Filter the data for lines with the word "heart", then copy every line so identified.

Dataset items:
════════════════
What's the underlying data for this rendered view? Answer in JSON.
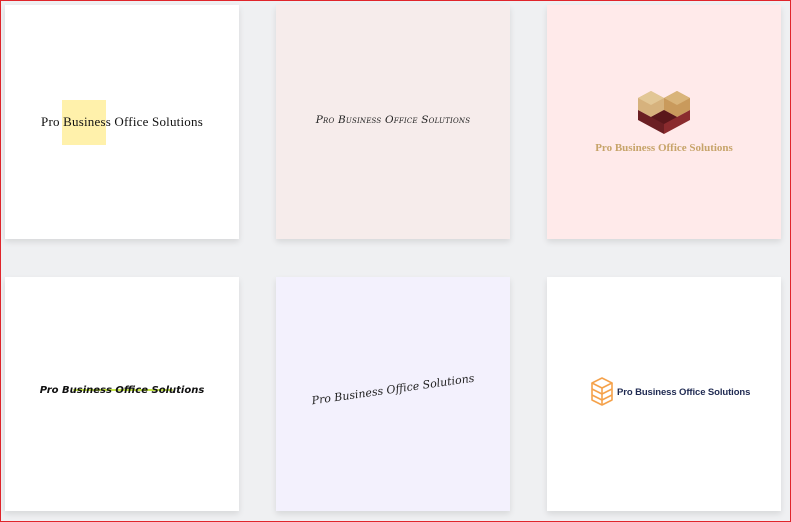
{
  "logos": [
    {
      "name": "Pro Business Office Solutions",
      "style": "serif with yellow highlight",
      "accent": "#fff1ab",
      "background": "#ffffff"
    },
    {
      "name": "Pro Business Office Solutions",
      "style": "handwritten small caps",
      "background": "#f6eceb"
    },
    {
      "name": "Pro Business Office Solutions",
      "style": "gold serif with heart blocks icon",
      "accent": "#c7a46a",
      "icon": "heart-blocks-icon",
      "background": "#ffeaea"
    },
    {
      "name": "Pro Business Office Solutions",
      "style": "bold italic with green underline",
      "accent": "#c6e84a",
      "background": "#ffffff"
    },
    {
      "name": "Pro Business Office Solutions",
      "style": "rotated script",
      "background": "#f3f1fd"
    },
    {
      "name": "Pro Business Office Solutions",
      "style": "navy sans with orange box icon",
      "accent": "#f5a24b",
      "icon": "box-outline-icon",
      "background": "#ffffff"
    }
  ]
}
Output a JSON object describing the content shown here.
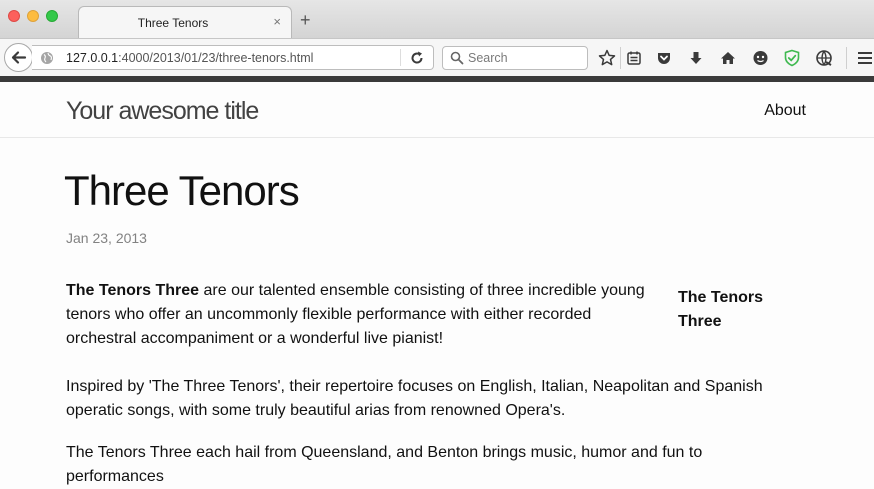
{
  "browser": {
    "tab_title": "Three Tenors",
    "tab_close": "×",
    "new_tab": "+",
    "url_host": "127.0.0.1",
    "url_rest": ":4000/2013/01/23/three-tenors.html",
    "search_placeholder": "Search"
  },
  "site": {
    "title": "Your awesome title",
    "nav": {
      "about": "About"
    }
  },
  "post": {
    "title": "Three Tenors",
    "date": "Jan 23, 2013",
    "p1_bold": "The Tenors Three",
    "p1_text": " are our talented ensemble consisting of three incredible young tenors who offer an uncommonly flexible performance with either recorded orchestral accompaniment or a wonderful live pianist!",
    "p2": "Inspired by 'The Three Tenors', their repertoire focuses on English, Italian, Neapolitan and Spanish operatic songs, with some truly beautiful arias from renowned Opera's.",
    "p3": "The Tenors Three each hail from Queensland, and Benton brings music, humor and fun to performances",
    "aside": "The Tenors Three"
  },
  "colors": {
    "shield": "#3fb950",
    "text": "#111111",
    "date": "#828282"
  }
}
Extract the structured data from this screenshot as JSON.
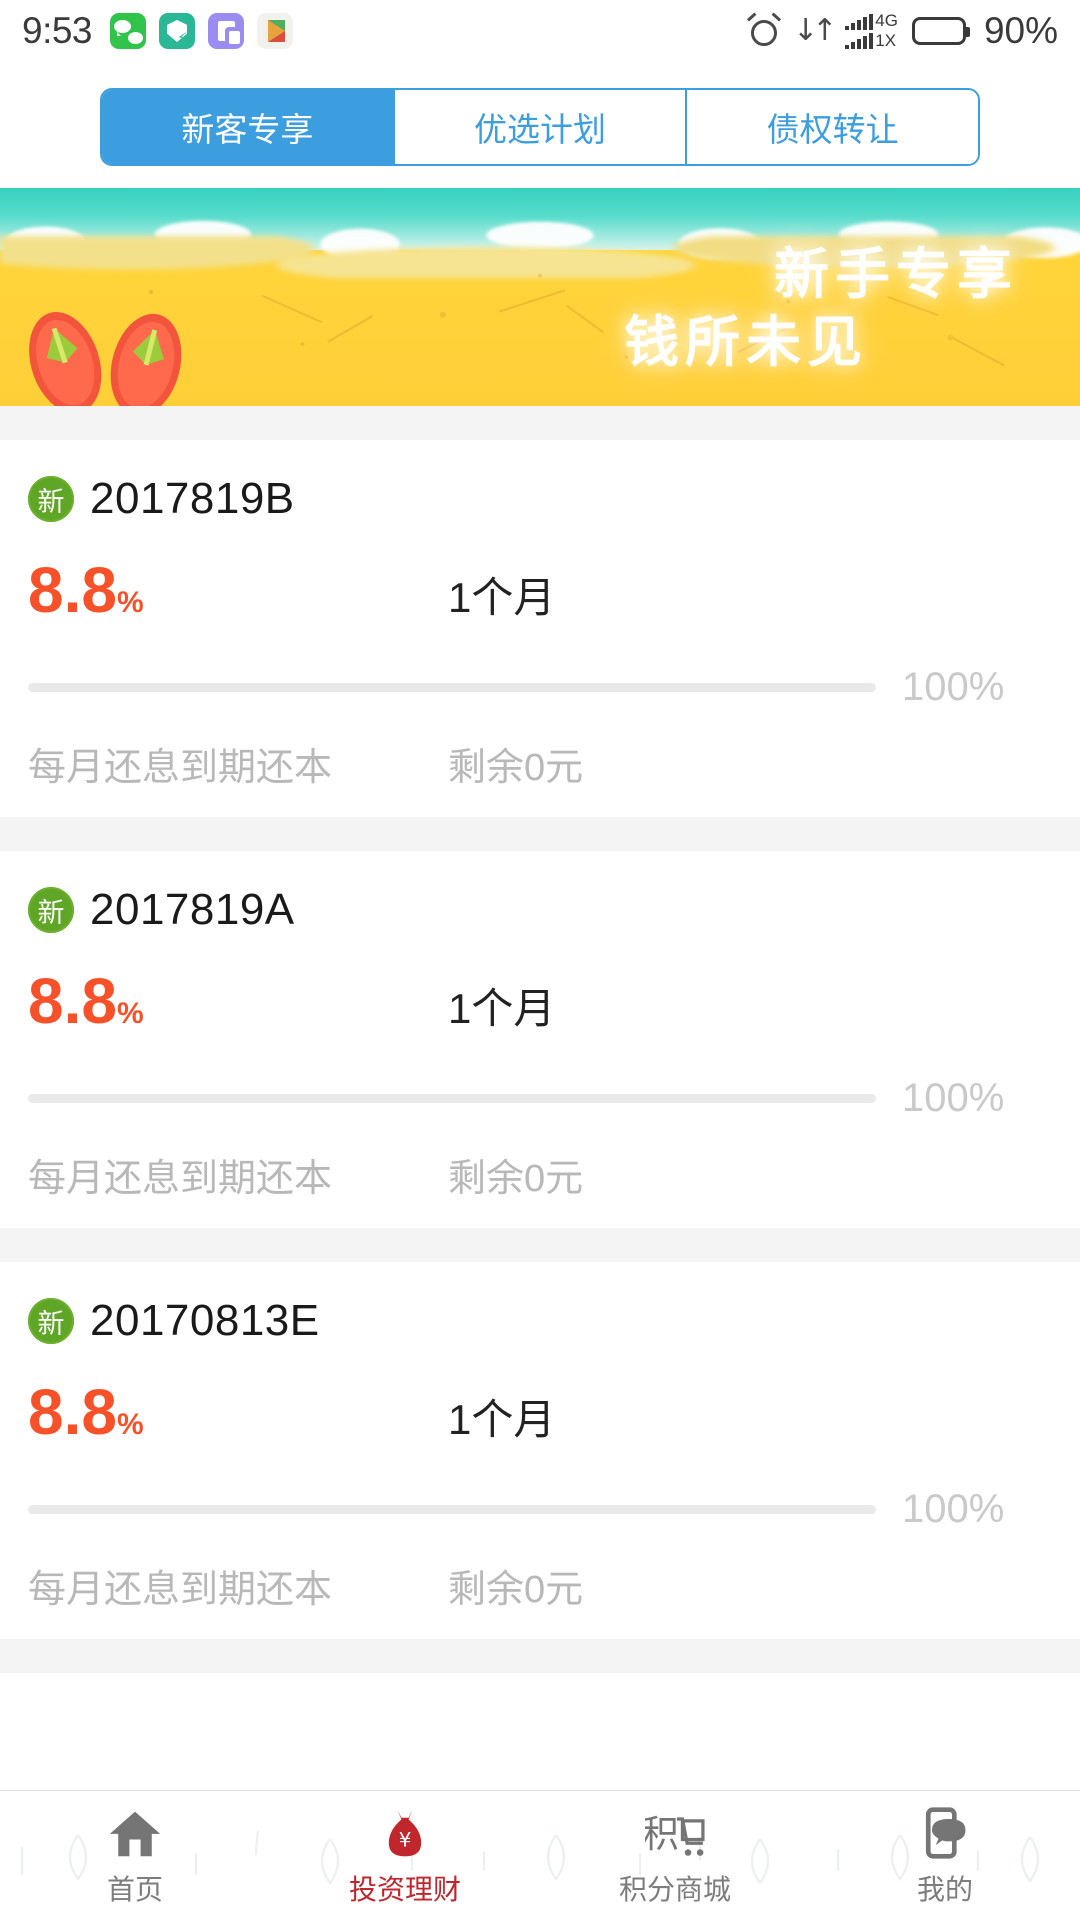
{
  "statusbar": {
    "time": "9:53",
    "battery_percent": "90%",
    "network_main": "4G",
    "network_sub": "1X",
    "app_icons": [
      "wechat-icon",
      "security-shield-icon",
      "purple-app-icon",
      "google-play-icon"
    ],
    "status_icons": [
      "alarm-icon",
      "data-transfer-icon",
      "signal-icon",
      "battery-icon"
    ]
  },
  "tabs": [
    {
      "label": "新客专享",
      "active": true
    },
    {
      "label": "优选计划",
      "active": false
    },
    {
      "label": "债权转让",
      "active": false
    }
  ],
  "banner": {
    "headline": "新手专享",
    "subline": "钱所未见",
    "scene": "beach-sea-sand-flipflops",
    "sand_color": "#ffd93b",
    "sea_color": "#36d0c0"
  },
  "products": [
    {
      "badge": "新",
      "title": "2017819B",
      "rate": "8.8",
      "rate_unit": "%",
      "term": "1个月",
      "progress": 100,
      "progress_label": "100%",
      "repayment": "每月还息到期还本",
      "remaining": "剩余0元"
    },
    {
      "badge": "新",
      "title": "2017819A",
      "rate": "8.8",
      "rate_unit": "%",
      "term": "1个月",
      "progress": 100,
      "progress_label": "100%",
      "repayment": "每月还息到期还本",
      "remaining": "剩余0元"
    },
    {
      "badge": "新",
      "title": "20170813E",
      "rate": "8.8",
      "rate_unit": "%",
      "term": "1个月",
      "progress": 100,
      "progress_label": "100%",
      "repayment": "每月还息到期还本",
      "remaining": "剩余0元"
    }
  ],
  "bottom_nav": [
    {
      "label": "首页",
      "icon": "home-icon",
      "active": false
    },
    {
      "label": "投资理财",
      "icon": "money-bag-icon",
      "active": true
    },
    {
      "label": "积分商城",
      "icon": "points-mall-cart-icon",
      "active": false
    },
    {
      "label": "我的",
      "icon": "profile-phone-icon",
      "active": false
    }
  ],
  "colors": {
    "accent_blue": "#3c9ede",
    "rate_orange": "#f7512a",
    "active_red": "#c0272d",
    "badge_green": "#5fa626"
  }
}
════════════════
> Correct result
      "style": "gold serif with heart blocks icon",
      "icon": "heart-blocks-icon",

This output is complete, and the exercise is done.